[DATASET EXCERPTS]
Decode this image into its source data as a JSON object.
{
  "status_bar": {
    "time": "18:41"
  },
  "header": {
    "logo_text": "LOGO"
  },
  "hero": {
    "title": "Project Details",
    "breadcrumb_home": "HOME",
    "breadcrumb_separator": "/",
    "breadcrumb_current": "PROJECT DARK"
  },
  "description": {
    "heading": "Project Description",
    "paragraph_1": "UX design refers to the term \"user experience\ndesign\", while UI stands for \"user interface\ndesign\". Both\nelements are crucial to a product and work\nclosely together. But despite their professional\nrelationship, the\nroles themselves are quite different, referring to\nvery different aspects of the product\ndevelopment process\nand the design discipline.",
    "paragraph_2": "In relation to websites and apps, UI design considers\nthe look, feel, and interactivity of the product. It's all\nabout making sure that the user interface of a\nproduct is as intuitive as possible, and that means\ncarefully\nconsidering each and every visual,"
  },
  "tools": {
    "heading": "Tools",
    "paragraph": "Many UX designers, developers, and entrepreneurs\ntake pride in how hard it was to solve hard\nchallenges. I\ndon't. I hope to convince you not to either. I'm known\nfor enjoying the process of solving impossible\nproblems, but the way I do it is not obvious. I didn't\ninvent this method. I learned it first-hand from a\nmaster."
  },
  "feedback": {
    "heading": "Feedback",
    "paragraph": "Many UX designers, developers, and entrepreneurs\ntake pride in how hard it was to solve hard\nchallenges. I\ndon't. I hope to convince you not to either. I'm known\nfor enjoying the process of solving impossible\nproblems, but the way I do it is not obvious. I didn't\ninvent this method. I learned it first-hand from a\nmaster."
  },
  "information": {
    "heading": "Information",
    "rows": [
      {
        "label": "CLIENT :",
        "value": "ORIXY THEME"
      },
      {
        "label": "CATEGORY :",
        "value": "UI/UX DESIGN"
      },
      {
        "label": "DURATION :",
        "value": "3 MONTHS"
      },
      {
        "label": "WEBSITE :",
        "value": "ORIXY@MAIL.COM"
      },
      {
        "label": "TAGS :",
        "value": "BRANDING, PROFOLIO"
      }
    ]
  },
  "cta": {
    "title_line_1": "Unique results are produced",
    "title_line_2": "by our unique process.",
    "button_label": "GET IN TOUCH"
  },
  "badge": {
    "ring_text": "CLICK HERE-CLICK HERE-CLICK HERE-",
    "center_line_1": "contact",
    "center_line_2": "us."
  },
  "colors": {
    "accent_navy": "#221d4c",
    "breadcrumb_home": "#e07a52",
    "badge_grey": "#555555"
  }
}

[WHAT YOU SHOULD DO] Output all of the data above without any alteration.

[FULL OUTPUT]
Decode this image into its source data as a JSON object.
{
  "status_bar": {
    "time": "18:41"
  },
  "header": {
    "logo_text": "LOGO"
  },
  "hero": {
    "title": "Project Details",
    "breadcrumb_home": "HOME",
    "breadcrumb_separator": "/",
    "breadcrumb_current": "PROJECT DARK"
  },
  "description": {
    "heading": "Project Description",
    "paragraph_1": "UX design refers to the term \"user experience\ndesign\", while UI stands for \"user interface\ndesign\". Both\nelements are crucial to a product and work\nclosely together. But despite their professional\nrelationship, the\nroles themselves are quite different, referring to\nvery different aspects of the product\ndevelopment process\nand the design discipline.",
    "paragraph_2": "In relation to websites and apps, UI design considers\nthe look, feel, and interactivity of the product. It's all\nabout making sure that the user interface of a\nproduct is as intuitive as possible, and that means\ncarefully\nconsidering each and every visual,"
  },
  "tools": {
    "heading": "Tools",
    "paragraph": "Many UX designers, developers, and entrepreneurs\ntake pride in how hard it was to solve hard\nchallenges. I\ndon't. I hope to convince you not to either. I'm known\nfor enjoying the process of solving impossible\nproblems, but the way I do it is not obvious. I didn't\ninvent this method. I learned it first-hand from a\nmaster."
  },
  "feedback": {
    "heading": "Feedback",
    "paragraph": "Many UX designers, developers, and entrepreneurs\ntake pride in how hard it was to solve hard\nchallenges. I\ndon't. I hope to convince you not to either. I'm known\nfor enjoying the process of solving impossible\nproblems, but the way I do it is not obvious. I didn't\ninvent this method. I learned it first-hand from a\nmaster."
  },
  "information": {
    "heading": "Information",
    "rows": [
      {
        "label": "CLIENT :",
        "value": "ORIXY THEME"
      },
      {
        "label": "CATEGORY :",
        "value": "UI/UX DESIGN"
      },
      {
        "label": "DURATION :",
        "value": "3 MONTHS"
      },
      {
        "label": "WEBSITE :",
        "value": "ORIXY@MAIL.COM"
      },
      {
        "label": "TAGS :",
        "value": "BRANDING, PROFOLIO"
      }
    ]
  },
  "cta": {
    "title_line_1": "Unique results are produced",
    "title_line_2": "by our unique process.",
    "button_label": "GET IN TOUCH"
  },
  "badge": {
    "ring_text": "CLICK HERE-CLICK HERE-CLICK HERE-",
    "center_line_1": "contact",
    "center_line_2": "us."
  },
  "colors": {
    "accent_navy": "#221d4c",
    "breadcrumb_home": "#e07a52",
    "badge_grey": "#555555"
  }
}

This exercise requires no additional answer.